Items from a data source
★ ★ ★ ★
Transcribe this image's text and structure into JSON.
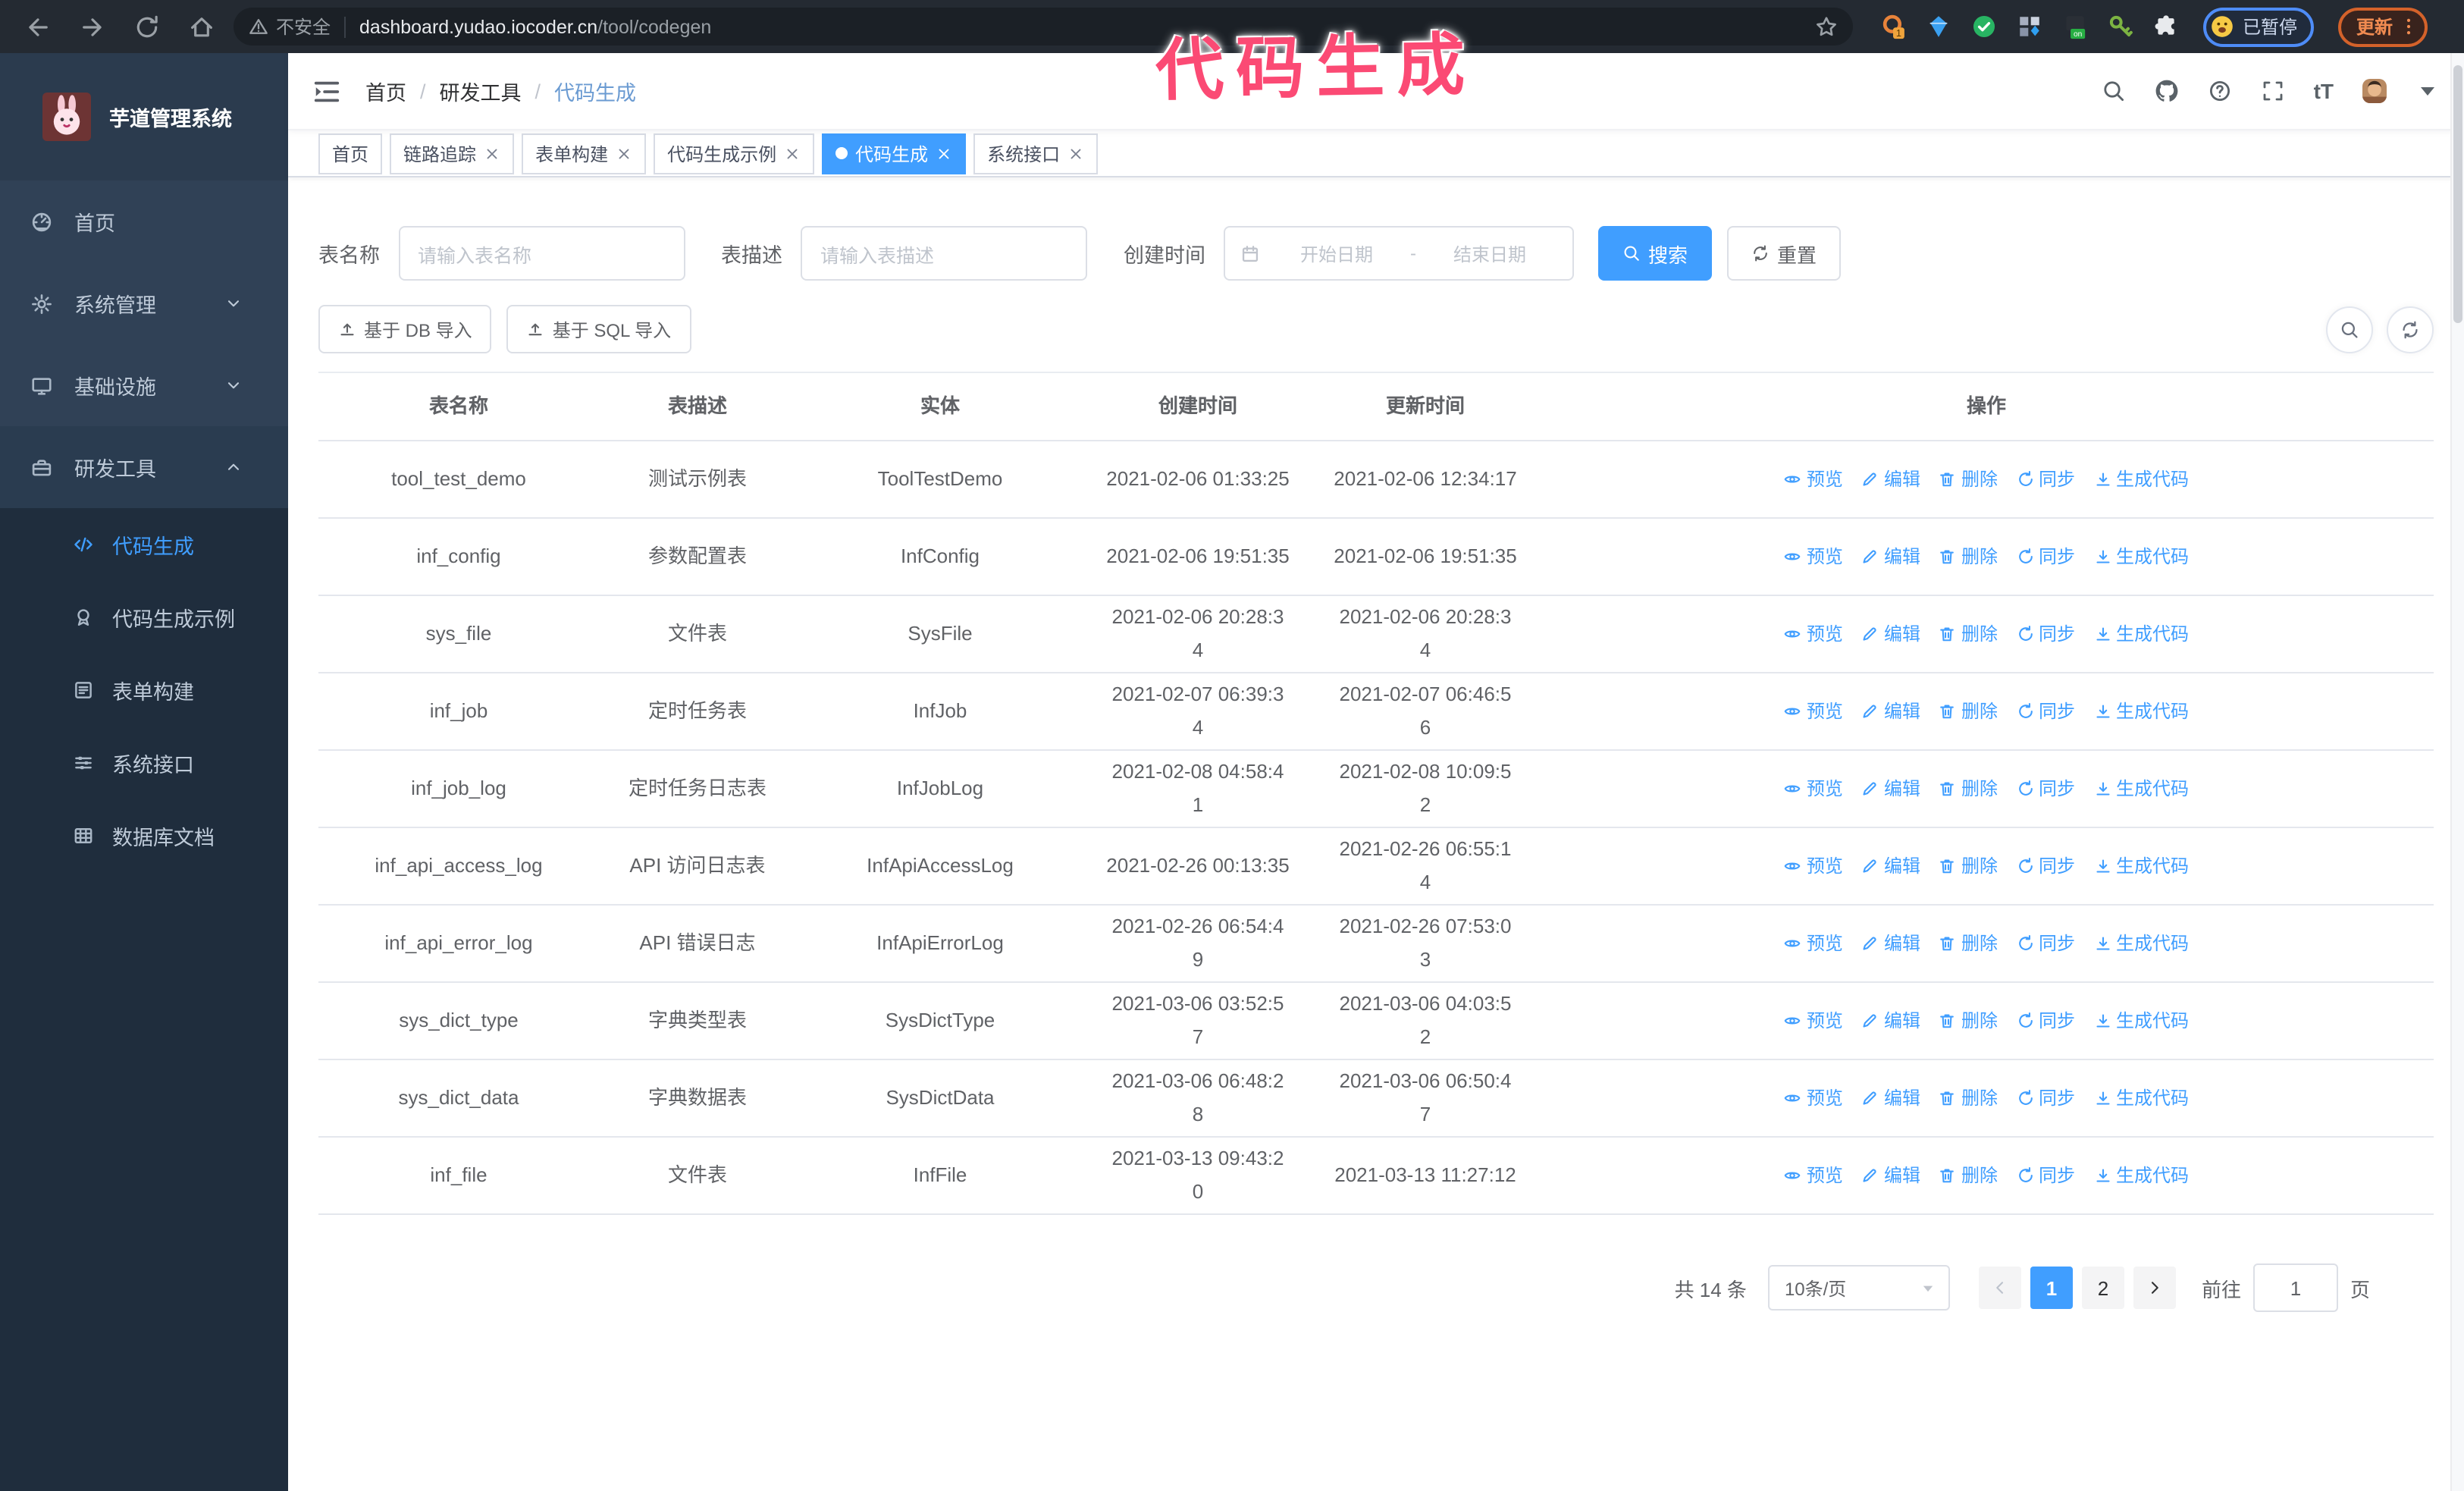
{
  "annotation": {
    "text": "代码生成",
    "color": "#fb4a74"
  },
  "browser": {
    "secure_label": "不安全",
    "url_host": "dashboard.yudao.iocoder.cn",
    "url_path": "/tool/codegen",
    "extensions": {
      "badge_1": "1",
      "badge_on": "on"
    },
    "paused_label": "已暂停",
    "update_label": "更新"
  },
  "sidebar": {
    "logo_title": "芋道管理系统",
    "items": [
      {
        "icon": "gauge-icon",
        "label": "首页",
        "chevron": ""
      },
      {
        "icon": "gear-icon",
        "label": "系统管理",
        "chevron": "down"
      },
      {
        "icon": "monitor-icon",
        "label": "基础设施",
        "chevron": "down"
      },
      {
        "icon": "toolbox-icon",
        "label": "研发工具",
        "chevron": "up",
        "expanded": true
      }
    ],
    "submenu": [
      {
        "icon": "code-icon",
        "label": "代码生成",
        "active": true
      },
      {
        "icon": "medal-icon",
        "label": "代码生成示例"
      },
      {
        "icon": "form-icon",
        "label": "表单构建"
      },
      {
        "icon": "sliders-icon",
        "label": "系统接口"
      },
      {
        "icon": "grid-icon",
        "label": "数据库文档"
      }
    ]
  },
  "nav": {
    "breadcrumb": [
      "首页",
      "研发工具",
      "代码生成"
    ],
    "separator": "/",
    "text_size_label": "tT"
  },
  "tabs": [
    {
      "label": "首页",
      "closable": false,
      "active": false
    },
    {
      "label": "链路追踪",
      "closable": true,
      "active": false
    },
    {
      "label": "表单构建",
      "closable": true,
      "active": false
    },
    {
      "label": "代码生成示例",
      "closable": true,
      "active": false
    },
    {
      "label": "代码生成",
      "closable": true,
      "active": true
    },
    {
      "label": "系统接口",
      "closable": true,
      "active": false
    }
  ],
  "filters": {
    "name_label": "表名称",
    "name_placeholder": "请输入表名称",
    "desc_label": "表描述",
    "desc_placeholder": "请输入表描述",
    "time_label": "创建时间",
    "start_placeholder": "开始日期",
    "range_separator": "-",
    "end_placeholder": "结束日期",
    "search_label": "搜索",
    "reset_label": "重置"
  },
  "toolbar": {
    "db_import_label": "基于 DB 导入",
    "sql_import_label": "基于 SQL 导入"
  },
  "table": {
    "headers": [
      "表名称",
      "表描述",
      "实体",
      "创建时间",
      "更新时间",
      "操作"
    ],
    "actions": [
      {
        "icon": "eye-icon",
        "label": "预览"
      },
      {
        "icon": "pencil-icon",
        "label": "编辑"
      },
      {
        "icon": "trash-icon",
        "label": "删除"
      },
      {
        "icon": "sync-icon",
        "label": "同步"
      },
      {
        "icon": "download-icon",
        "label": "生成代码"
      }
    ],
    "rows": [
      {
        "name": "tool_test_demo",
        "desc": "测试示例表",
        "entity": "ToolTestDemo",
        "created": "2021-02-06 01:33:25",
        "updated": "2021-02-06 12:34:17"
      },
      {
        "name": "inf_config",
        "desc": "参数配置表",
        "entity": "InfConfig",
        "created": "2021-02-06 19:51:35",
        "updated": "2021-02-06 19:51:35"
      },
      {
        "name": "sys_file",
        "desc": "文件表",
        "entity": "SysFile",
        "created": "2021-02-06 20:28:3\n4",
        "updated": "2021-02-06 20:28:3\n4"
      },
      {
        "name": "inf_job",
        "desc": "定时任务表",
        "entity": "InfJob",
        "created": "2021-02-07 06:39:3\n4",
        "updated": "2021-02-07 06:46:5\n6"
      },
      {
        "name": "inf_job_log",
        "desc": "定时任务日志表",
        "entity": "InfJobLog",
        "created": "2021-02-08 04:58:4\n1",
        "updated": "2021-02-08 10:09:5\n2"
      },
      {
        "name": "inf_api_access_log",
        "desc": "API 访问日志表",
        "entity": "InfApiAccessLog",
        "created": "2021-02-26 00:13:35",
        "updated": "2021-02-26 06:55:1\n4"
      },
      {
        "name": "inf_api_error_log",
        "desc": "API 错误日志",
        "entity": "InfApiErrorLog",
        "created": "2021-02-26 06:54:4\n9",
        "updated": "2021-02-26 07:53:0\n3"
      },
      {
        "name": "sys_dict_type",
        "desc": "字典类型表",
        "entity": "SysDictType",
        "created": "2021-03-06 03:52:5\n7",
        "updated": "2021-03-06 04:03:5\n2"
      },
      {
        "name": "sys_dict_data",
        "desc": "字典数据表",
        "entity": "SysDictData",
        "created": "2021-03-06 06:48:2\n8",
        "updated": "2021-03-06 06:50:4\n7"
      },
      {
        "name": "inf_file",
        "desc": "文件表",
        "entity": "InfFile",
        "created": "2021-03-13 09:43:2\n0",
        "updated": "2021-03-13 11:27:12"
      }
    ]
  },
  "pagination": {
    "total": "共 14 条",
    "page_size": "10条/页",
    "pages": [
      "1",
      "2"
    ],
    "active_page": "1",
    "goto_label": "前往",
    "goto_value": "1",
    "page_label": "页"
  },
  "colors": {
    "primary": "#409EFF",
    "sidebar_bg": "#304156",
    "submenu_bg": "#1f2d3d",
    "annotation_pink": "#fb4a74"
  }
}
★ ★ ★ ★
Problem to solve
Retype the entries word for word. Omit any images.

Final answer
Transcribe this image's text and structure into JSON.
{
  "annotation": {
    "text": "代码生成",
    "color": "#fb4a74"
  },
  "browser": {
    "secure_label": "不安全",
    "url_host": "dashboard.yudao.iocoder.cn",
    "url_path": "/tool/codegen",
    "extensions": {
      "badge_1": "1",
      "badge_on": "on"
    },
    "paused_label": "已暂停",
    "update_label": "更新"
  },
  "sidebar": {
    "logo_title": "芋道管理系统",
    "items": [
      {
        "icon": "gauge-icon",
        "label": "首页",
        "chevron": ""
      },
      {
        "icon": "gear-icon",
        "label": "系统管理",
        "chevron": "down"
      },
      {
        "icon": "monitor-icon",
        "label": "基础设施",
        "chevron": "down"
      },
      {
        "icon": "toolbox-icon",
        "label": "研发工具",
        "chevron": "up",
        "expanded": true
      }
    ],
    "submenu": [
      {
        "icon": "code-icon",
        "label": "代码生成",
        "active": true
      },
      {
        "icon": "medal-icon",
        "label": "代码生成示例"
      },
      {
        "icon": "form-icon",
        "label": "表单构建"
      },
      {
        "icon": "sliders-icon",
        "label": "系统接口"
      },
      {
        "icon": "grid-icon",
        "label": "数据库文档"
      }
    ]
  },
  "nav": {
    "breadcrumb": [
      "首页",
      "研发工具",
      "代码生成"
    ],
    "separator": "/",
    "text_size_label": "tT"
  },
  "tabs": [
    {
      "label": "首页",
      "closable": false,
      "active": false
    },
    {
      "label": "链路追踪",
      "closable": true,
      "active": false
    },
    {
      "label": "表单构建",
      "closable": true,
      "active": false
    },
    {
      "label": "代码生成示例",
      "closable": true,
      "active": false
    },
    {
      "label": "代码生成",
      "closable": true,
      "active": true
    },
    {
      "label": "系统接口",
      "closable": true,
      "active": false
    }
  ],
  "filters": {
    "name_label": "表名称",
    "name_placeholder": "请输入表名称",
    "desc_label": "表描述",
    "desc_placeholder": "请输入表描述",
    "time_label": "创建时间",
    "start_placeholder": "开始日期",
    "range_separator": "-",
    "end_placeholder": "结束日期",
    "search_label": "搜索",
    "reset_label": "重置"
  },
  "toolbar": {
    "db_import_label": "基于 DB 导入",
    "sql_import_label": "基于 SQL 导入"
  },
  "table": {
    "headers": [
      "表名称",
      "表描述",
      "实体",
      "创建时间",
      "更新时间",
      "操作"
    ],
    "actions": [
      {
        "icon": "eye-icon",
        "label": "预览"
      },
      {
        "icon": "pencil-icon",
        "label": "编辑"
      },
      {
        "icon": "trash-icon",
        "label": "删除"
      },
      {
        "icon": "sync-icon",
        "label": "同步"
      },
      {
        "icon": "download-icon",
        "label": "生成代码"
      }
    ],
    "rows": [
      {
        "name": "tool_test_demo",
        "desc": "测试示例表",
        "entity": "ToolTestDemo",
        "created": "2021-02-06 01:33:25",
        "updated": "2021-02-06 12:34:17"
      },
      {
        "name": "inf_config",
        "desc": "参数配置表",
        "entity": "InfConfig",
        "created": "2021-02-06 19:51:35",
        "updated": "2021-02-06 19:51:35"
      },
      {
        "name": "sys_file",
        "desc": "文件表",
        "entity": "SysFile",
        "created": "2021-02-06 20:28:3\n4",
        "updated": "2021-02-06 20:28:3\n4"
      },
      {
        "name": "inf_job",
        "desc": "定时任务表",
        "entity": "InfJob",
        "created": "2021-02-07 06:39:3\n4",
        "updated": "2021-02-07 06:46:5\n6"
      },
      {
        "name": "inf_job_log",
        "desc": "定时任务日志表",
        "entity": "InfJobLog",
        "created": "2021-02-08 04:58:4\n1",
        "updated": "2021-02-08 10:09:5\n2"
      },
      {
        "name": "inf_api_access_log",
        "desc": "API 访问日志表",
        "entity": "InfApiAccessLog",
        "created": "2021-02-26 00:13:35",
        "updated": "2021-02-26 06:55:1\n4"
      },
      {
        "name": "inf_api_error_log",
        "desc": "API 错误日志",
        "entity": "InfApiErrorLog",
        "created": "2021-02-26 06:54:4\n9",
        "updated": "2021-02-26 07:53:0\n3"
      },
      {
        "name": "sys_dict_type",
        "desc": "字典类型表",
        "entity": "SysDictType",
        "created": "2021-03-06 03:52:5\n7",
        "updated": "2021-03-06 04:03:5\n2"
      },
      {
        "name": "sys_dict_data",
        "desc": "字典数据表",
        "entity": "SysDictData",
        "created": "2021-03-06 06:48:2\n8",
        "updated": "2021-03-06 06:50:4\n7"
      },
      {
        "name": "inf_file",
        "desc": "文件表",
        "entity": "InfFile",
        "created": "2021-03-13 09:43:2\n0",
        "updated": "2021-03-13 11:27:12"
      }
    ]
  },
  "pagination": {
    "total": "共 14 条",
    "page_size": "10条/页",
    "pages": [
      "1",
      "2"
    ],
    "active_page": "1",
    "goto_label": "前往",
    "goto_value": "1",
    "page_label": "页"
  },
  "colors": {
    "primary": "#409EFF",
    "sidebar_bg": "#304156",
    "submenu_bg": "#1f2d3d",
    "annotation_pink": "#fb4a74"
  }
}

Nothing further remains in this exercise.